(Some records)
——
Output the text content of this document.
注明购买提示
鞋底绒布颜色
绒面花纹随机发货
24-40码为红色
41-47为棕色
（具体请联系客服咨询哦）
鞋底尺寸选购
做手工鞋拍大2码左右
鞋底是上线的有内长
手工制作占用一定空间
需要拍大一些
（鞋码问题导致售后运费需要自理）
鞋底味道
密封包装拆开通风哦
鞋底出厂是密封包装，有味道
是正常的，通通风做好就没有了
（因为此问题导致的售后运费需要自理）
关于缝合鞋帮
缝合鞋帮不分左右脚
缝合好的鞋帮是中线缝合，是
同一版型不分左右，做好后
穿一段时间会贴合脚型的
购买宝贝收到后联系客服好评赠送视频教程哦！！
——
| DO THIS |
Write an exact transcription of every entry above.

| SOLUTION FOR THIS TASK |
Output the text content of this document.
注明购买提示
鞋底绒布颜色
绒面花纹随机发货
24-40码为红色
41-47为棕色
（具体请联系客服咨询哦）
鞋底尺寸选购
做手工鞋拍大2码左右
鞋底是上线的有内长
手工制作占用一定空间
需要拍大一些
（鞋码问题导致售后运费需要自理）
鞋底味道
密封包装拆开通风哦
鞋底出厂是密封包装，有味道
是正常的，通通风做好就没有了
（因为此问题导致的售后运费需要自理）
关于缝合鞋帮
缝合鞋帮不分左右脚
缝合好的鞋帮是中线缝合，是
同一版型不分左右，做好后
穿一段时间会贴合脚型的
购买宝贝收到后联系客服好评赠送视频教程哦！！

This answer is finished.